<<<<

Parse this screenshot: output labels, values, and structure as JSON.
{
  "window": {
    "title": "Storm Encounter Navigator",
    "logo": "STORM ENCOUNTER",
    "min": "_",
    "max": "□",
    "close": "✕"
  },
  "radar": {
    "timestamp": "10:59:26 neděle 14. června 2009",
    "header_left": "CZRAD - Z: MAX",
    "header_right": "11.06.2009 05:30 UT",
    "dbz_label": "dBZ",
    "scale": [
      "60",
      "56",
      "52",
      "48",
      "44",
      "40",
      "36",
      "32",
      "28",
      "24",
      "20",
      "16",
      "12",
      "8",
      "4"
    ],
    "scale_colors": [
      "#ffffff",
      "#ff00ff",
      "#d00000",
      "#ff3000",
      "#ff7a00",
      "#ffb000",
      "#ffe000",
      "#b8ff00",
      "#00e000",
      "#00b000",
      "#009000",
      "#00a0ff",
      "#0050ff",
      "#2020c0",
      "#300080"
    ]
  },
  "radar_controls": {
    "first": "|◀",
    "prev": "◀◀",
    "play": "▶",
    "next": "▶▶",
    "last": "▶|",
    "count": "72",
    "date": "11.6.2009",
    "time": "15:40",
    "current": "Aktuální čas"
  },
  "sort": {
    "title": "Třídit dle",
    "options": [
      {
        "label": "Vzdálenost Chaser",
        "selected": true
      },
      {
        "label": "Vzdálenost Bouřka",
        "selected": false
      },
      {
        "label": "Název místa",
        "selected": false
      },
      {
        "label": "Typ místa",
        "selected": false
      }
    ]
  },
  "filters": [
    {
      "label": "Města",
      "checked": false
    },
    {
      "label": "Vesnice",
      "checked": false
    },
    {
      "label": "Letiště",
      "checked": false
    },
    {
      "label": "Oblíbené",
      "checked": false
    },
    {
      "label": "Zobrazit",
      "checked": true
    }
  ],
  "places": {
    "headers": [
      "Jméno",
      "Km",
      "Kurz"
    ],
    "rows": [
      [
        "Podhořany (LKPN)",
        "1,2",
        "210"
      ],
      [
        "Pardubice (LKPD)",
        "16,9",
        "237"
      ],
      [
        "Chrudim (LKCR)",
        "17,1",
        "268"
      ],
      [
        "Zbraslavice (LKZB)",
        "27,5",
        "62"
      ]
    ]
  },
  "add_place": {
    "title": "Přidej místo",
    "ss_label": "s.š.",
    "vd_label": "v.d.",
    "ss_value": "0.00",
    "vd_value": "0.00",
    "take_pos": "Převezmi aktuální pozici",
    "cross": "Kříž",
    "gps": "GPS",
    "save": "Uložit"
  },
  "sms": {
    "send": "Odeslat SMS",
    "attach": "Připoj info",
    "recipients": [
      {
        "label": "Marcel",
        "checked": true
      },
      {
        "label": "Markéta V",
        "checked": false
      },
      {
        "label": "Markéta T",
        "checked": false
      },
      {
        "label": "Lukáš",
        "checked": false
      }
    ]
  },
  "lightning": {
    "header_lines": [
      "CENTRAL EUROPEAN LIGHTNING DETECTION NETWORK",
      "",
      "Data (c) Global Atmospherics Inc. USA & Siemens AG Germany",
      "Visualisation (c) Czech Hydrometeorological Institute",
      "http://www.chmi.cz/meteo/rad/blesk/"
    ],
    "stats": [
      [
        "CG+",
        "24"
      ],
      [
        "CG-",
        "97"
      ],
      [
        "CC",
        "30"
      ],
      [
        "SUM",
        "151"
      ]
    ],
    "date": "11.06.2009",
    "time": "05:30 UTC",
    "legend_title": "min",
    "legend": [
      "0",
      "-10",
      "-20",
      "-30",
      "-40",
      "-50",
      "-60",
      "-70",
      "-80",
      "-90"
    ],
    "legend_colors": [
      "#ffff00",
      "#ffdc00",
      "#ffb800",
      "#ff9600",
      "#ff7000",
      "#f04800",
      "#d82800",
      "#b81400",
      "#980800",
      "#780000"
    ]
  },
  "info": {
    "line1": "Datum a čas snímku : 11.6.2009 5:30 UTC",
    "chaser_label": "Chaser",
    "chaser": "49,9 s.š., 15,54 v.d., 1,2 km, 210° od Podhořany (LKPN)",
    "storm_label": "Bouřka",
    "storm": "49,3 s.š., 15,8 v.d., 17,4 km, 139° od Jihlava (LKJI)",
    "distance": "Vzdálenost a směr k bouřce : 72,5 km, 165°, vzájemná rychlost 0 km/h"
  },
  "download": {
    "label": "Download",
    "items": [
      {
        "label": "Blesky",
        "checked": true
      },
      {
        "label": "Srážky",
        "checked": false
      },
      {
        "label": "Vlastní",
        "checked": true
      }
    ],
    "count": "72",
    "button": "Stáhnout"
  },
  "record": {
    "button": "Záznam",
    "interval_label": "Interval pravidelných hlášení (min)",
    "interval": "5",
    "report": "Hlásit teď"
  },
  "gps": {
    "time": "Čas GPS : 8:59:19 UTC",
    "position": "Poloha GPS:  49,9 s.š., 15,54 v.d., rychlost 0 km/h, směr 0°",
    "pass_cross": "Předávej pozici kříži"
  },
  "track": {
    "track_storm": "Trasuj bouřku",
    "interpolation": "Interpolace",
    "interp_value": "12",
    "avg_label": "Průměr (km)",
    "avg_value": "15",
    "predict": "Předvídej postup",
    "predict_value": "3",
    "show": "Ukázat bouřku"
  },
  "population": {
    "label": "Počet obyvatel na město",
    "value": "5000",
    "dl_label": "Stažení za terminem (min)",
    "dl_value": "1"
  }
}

>>>>

# Directions for this task
Among the lines of the material, find those that hold the word "směr" and copy them.

# Worked solution
    "distance": "Vzdálenost a směr k bouřce : 72,5 km, 165°, vzájemná rychlost 0 km/h"
    "position": "Poloha GPS:  49,9 s.š., 15,54 v.d., rychlost 0 km/h, směr 0°",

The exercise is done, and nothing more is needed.